WHAT YOU WILL DO:
Return exactly the lines of the data below, from the one that contains "Transcribe the text in this document." through the final line, and leave out every picture.

|---|

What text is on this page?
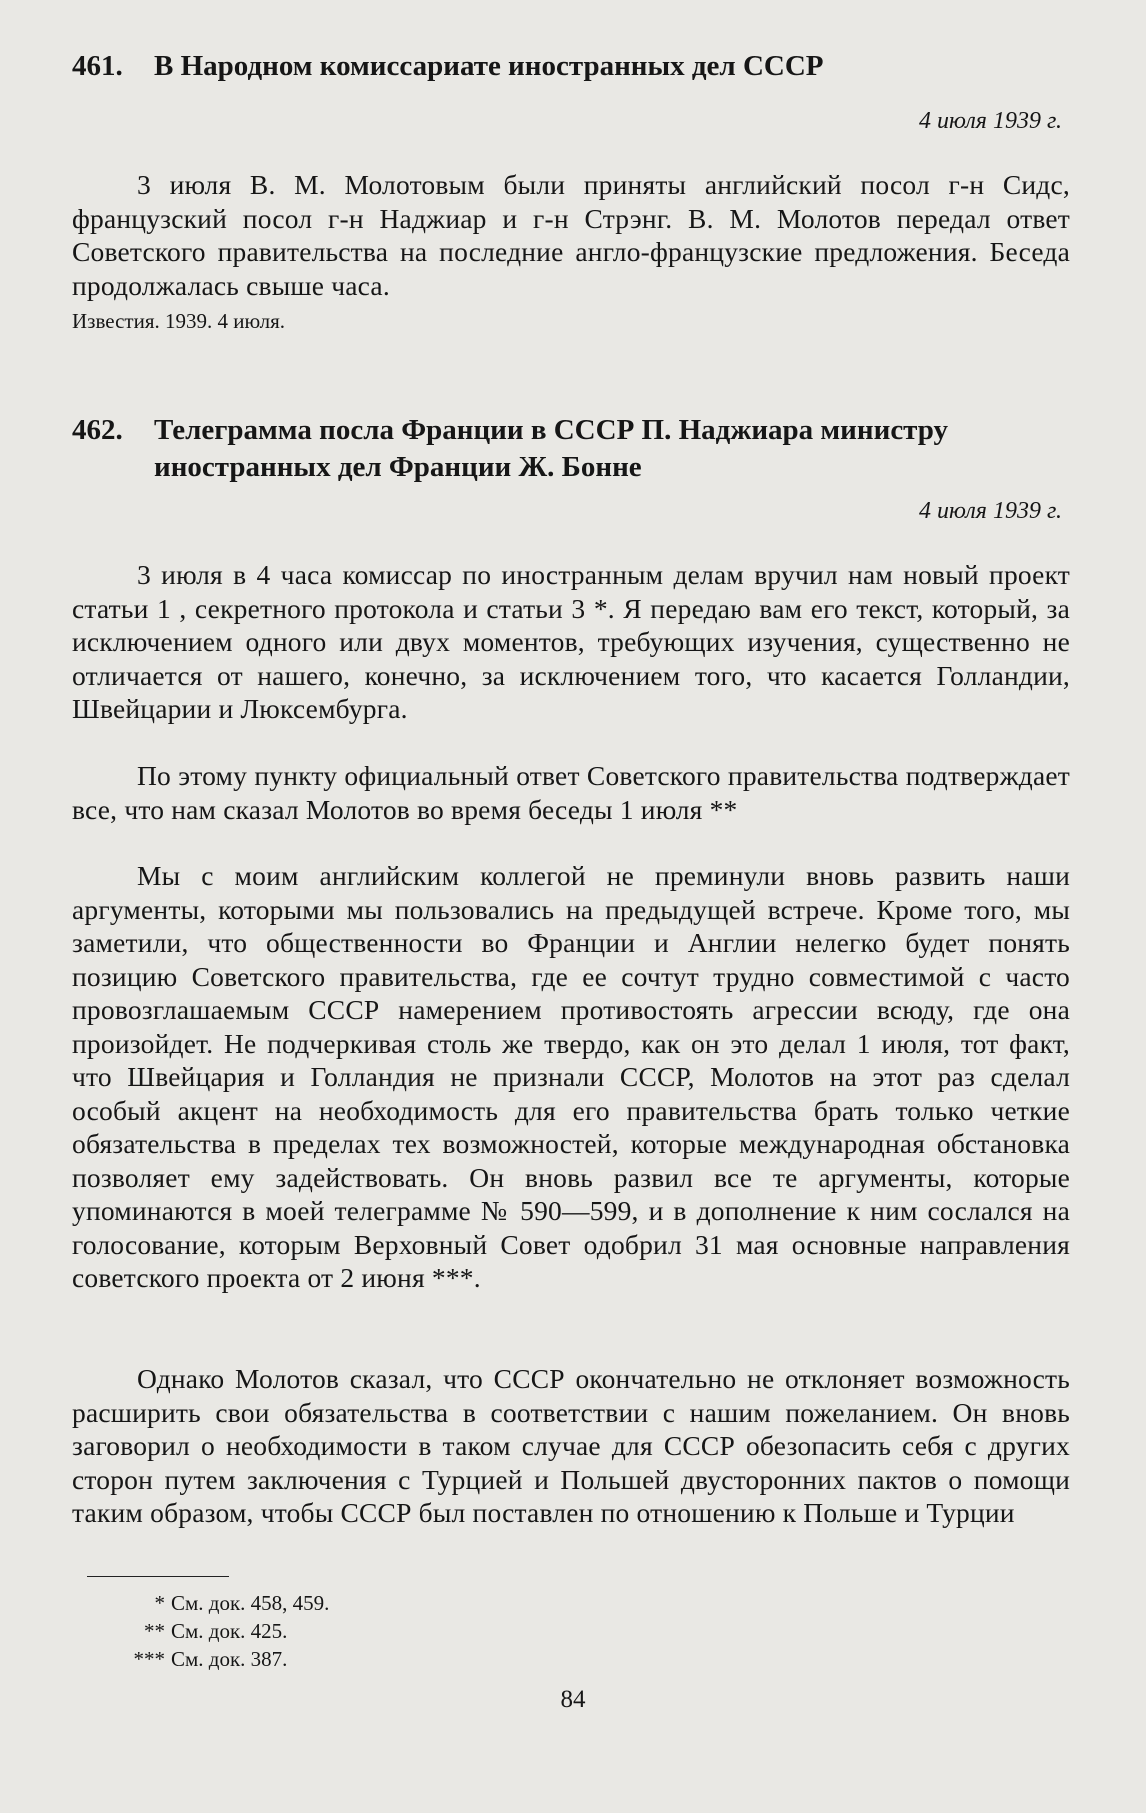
461. В Народном комиссариате иностранных дел СССР

4 июля 1939 г.

3 июля В. М. Молотовым были приняты английский посол г-н Сидс, французский посол г-н Наджиар и г-н Стрэнг. В. М. Молотов передал ответ Советского правительства на последние англо-французские предложения. Беседа продолжалась свыше часа.

Известия. 1939. 4 июля.

462. Телеграмма посла Франции в СССР П. Наджиара министру
иностранных дел Франции Ж. Бонне

4 июля 1939 г.

3 июля в 4 часа комиссар по иностранным делам вручил нам новый проект статьи 1 , секретного протокола и статьи 3 *. Я передаю вам его текст, который, за исключением одного или двух моментов, требующих изучения, существенно не отличается от нашего, конечно, за исключением того, что касается Голландии, Швейцарии и Люксембурга.

По этому пункту официальный ответ Советского правительства подтверждает все, что нам сказал Молотов во время беседы 1 июля **

Мы с моим английским коллегой не преминули вновь развить наши аргументы, которыми мы пользовались на предыдущей встрече. Кроме того, мы заметили, что общественности во Франции и Англии нелегко будет понять позицию Советского правительства, где ее сочтут трудно совместимой с часто провозглашаемым СССР намерением противостоять агрессии всюду, где она произойдет. Не подчеркивая столь же твердо, как он это делал 1 июля, тот факт, что Швейцария и Голландия не признали СССР, Молотов на этот раз сделал особый акцент на необходимость для его правительства брать только четкие обязательства в пределах тех возможностей, которые международная обстановка позволяет ему задействовать. Он вновь развил все те аргументы, которые упоминаются в моей телеграмме № 590—599, и в дополнение к ним сослался на голосование, которым Верховный Совет одобрил 31 мая основные направления советского проекта от 2 июня ***.

Однако Молотов сказал, что СССР окончательно не отклоняет возможность расширить свои обязательства в соответствии с нашим пожеланием. Он вновь заговорил о необходимости в таком случае для СССР обезопасить себя с других сторон путем заключения с Турцией и Польшей двусторонних пактов о помощи таким образом, чтобы СССР был поставлен по отношению к Польше и Турции

* См. док. 458, 459.
** См. док. 425.
*** См. док. 387.
84
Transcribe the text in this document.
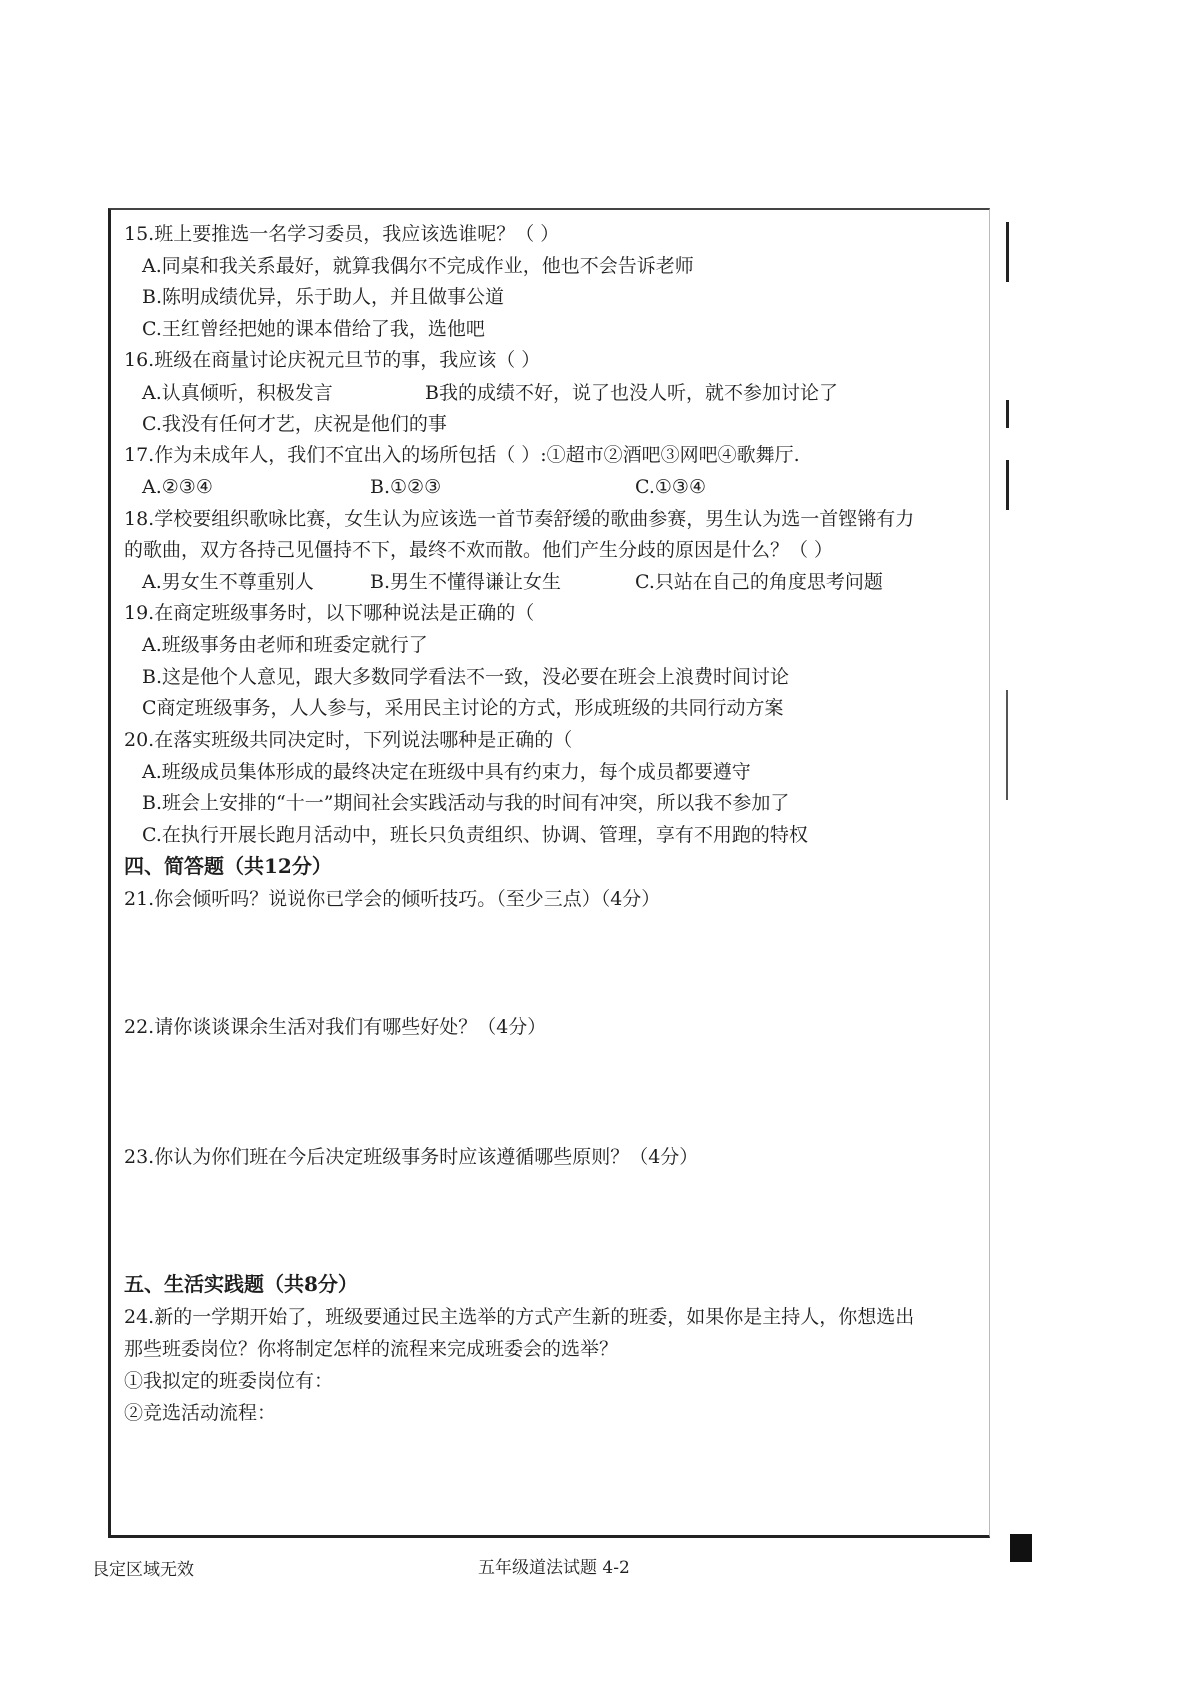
15.班上要推选一名学习委员，我应该选谁呢？（ ）
A.同桌和我关系最好，就算我偶尔不完成作业，他也不会告诉老师
B.陈明成绩优异，乐于助人，并且做事公道
C.王红曾经把她的课本借给了我，选他吧
16.班级在商量讨论庆祝元旦节的事，我应该（ ）
A.认真倾听，积极发言	B我的成绩不好，说了也没人听，就不参加讨论了
C.我没有任何才艺，庆祝是他们的事
17.作为未成年人，我们不宜出入的场所包括（ ）:①超市②酒吧③网吧④歌舞厅.
A.②③④	B.①②③	C.①③④
18.学校要组织歌咏比赛，女生认为应该选一首节奏舒缓的歌曲参赛，男生认为选一首铿锵有力
的歌曲，双方各持己见僵持不下，最终不欢而散。他们产生分歧的原因是什么？（ ）
A.男女生不尊重别人	B.男生不懂得谦让女生	C.只站在自己的角度思考问题
19.在商定班级事务时，以下哪种说法是正确的（
A.班级事务由老师和班委定就行了
B.这是他个人意见，跟大多数同学看法不一致，没必要在班会上浪费时间讨论
C商定班级事务，人人参与，采用民主讨论的方式，形成班级的共同行动方案
20.在落实班级共同决定时，下列说法哪种是正确的（
A.班级成员集体形成的最终决定在班级中具有约束力，每个成员都要遵守
B.班会上安排的“十一”期间社会实践活动与我的时间有冲突，所以我不参加了
C.在执行开展长跑月活动中，班长只负责组织、协调、管理，享有不用跑的特权
四、简答题（共12分）
21.你会倾听吗？说说你已学会的倾听技巧。（至少三点）（4分）
22.请你谈谈课余生活对我们有哪些好处？（4分）
23.你认为你们班在今后决定班级事务时应该遵循哪些原则？（4分）
五、生活实践题（共8分）
24.新的一学期开始了，班级要通过民主选举的方式产生新的班委，如果你是主持人，你想选出
那些班委岗位？你将制定怎样的流程来完成班委会的选举？
①我拟定的班委岗位有：
②竞选活动流程：
艮定区域无效	五年级道法试题 4-2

|---|

FULL OUTPUT:
Transcribe the text in this document.
15.班上要推选一名学习委员，我应该选谁呢？（ ）
A.同桌和我关系最好，就算我偶尔不完成作业，他也不会告诉老师
B.陈明成绩优异，乐于助人，并且做事公道
C.王红曾经把她的课本借给了我，选他吧
16.班级在商量讨论庆祝元旦节的事，我应该（ ）
A.认真倾听，积极发言	B我的成绩不好，说了也没人听，就不参加讨论了
C.我没有任何才艺，庆祝是他们的事
17.作为未成年人，我们不宜出入的场所包括（ ）:①超市②酒吧③网吧④歌舞厅.
A.②③④	B.①②③	C.①③④
18.学校要组织歌咏比赛，女生认为应该选一首节奏舒缓的歌曲参赛，男生认为选一首铿锵有力
的歌曲，双方各持己见僵持不下，最终不欢而散。他们产生分歧的原因是什么？（ ）
A.男女生不尊重别人	B.男生不懂得谦让女生	C.只站在自己的角度思考问题
19.在商定班级事务时，以下哪种说法是正确的（
A.班级事务由老师和班委定就行了
B.这是他个人意见，跟大多数同学看法不一致，没必要在班会上浪费时间讨论
C商定班级事务，人人参与，采用民主讨论的方式，形成班级的共同行动方案
20.在落实班级共同决定时，下列说法哪种是正确的（
A.班级成员集体形成的最终决定在班级中具有约束力，每个成员都要遵守
B.班会上安排的“十一”期间社会实践活动与我的时间有冲突，所以我不参加了
C.在执行开展长跑月活动中，班长只负责组织、协调、管理，享有不用跑的特权
四、简答题（共12分）
21.你会倾听吗？说说你已学会的倾听技巧。（至少三点）（4分）
22.请你谈谈课余生活对我们有哪些好处？（4分）
23.你认为你们班在今后决定班级事务时应该遵循哪些原则？（4分）
五、生活实践题（共8分）
24.新的一学期开始了，班级要通过民主选举的方式产生新的班委，如果你是主持人，你想选出
那些班委岗位？你将制定怎样的流程来完成班委会的选举？
①我拟定的班委岗位有：
②竞选活动流程：
艮定区域无效	五年级道法试题 4-2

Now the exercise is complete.